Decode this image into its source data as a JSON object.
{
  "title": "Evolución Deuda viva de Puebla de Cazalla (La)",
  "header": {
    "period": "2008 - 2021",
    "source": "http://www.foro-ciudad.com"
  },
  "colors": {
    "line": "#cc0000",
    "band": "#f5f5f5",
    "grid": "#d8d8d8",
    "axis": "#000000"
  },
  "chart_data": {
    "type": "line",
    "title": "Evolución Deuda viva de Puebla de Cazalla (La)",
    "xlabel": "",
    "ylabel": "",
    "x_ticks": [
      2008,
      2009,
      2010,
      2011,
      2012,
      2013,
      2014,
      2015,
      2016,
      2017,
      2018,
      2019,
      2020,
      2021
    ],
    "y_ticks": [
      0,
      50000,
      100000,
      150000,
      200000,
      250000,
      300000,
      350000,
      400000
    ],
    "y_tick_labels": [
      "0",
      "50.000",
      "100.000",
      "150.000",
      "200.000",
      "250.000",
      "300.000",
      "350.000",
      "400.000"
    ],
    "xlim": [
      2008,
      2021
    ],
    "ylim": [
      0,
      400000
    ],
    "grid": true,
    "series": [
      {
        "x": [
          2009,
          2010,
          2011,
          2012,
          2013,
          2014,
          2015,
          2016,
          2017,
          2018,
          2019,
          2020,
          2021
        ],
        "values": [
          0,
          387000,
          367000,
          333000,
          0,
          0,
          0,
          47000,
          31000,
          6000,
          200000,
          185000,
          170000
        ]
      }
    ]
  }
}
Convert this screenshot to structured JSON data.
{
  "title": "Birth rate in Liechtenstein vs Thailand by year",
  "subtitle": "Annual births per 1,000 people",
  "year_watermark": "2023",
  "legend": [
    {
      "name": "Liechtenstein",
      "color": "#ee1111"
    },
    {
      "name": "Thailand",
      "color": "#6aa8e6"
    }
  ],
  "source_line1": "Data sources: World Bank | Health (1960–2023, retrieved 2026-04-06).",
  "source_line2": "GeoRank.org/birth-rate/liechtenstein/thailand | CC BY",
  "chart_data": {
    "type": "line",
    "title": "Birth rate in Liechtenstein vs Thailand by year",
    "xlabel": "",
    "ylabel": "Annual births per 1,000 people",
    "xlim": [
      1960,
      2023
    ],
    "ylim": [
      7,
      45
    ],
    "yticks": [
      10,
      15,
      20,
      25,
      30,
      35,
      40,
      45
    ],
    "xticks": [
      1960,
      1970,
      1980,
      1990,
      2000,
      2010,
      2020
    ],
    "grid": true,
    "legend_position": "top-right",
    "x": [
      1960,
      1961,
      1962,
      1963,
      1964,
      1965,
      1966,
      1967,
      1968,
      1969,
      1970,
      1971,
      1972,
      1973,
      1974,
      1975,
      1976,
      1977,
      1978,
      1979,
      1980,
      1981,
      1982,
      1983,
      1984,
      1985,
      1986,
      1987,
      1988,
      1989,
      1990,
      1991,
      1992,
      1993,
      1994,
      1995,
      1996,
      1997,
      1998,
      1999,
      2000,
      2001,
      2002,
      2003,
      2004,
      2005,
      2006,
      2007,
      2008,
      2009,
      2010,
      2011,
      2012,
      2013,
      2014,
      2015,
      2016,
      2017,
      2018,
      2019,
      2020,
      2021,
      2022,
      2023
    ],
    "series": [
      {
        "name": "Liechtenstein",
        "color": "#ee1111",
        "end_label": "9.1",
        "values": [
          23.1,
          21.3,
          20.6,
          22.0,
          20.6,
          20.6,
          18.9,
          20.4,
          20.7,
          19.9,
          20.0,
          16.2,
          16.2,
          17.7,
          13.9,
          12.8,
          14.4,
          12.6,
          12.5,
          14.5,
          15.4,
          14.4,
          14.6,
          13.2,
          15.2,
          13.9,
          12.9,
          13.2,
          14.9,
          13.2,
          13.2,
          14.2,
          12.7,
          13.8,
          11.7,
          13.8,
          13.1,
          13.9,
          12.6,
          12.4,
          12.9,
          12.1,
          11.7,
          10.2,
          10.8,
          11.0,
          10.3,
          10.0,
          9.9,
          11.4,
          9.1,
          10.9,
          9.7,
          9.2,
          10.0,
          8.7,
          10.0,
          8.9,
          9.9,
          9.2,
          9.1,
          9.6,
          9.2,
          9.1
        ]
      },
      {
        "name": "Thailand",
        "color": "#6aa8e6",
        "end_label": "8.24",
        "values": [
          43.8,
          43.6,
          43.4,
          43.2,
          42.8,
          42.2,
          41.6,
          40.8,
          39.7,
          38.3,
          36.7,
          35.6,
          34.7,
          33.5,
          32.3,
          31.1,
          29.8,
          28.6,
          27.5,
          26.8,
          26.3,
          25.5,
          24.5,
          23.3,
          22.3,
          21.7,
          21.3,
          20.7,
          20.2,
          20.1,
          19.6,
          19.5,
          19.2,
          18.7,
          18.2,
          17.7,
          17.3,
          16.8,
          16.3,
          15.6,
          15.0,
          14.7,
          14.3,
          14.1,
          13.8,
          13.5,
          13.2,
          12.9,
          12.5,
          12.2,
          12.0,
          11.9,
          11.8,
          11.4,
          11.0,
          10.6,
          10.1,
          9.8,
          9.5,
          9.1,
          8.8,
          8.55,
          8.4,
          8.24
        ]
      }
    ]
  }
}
++++++++++++++++++++
Copy every line of the entries above in which "viva" occurs.

  "title": "Evolución Deuda viva de Puebla de Cazalla (La)",
    "title": "Evolución Deuda viva de Puebla de Cazalla (La)",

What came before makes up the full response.